- _Written request_
Gather every line that includes the word "influencers", please.

★ ★ ★ ★

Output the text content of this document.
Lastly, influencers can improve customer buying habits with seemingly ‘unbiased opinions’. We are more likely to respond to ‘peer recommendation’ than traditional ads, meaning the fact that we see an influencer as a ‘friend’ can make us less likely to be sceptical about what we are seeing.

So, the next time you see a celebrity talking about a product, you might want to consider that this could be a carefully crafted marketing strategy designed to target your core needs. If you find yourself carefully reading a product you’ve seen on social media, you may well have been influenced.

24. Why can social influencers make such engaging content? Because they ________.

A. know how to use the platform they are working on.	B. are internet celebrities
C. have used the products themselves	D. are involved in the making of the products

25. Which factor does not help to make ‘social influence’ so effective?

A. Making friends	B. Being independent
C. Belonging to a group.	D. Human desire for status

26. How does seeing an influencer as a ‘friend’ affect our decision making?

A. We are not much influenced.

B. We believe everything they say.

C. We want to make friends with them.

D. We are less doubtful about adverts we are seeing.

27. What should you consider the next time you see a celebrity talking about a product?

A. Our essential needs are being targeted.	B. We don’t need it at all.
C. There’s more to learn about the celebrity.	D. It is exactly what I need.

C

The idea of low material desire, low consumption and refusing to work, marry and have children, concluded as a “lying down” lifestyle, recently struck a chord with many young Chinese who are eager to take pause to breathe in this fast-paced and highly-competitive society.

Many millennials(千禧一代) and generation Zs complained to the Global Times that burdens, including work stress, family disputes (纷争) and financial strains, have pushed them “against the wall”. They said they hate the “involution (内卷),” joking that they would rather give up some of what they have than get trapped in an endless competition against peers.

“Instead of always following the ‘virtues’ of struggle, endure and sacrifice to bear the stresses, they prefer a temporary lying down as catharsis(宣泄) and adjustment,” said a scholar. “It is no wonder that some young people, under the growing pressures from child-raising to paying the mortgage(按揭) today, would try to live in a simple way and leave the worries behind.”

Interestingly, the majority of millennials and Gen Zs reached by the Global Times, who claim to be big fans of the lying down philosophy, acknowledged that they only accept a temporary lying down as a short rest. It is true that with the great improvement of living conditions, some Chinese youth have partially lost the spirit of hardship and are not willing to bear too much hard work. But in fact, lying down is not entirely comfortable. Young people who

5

★ ★ ★ ★

- _Solution to this task_
Lastly, influencers can improve customer buying habits with seemingly ‘unbiased opinions’. We are more likely to respond to ‘peer recommendation’ than traditional ads, meaning the fact that we see an influencer as a ‘friend’ can make us less likely to be sceptical about what we are seeing.
24. Why can social influencers make such engaging content? Because they ________.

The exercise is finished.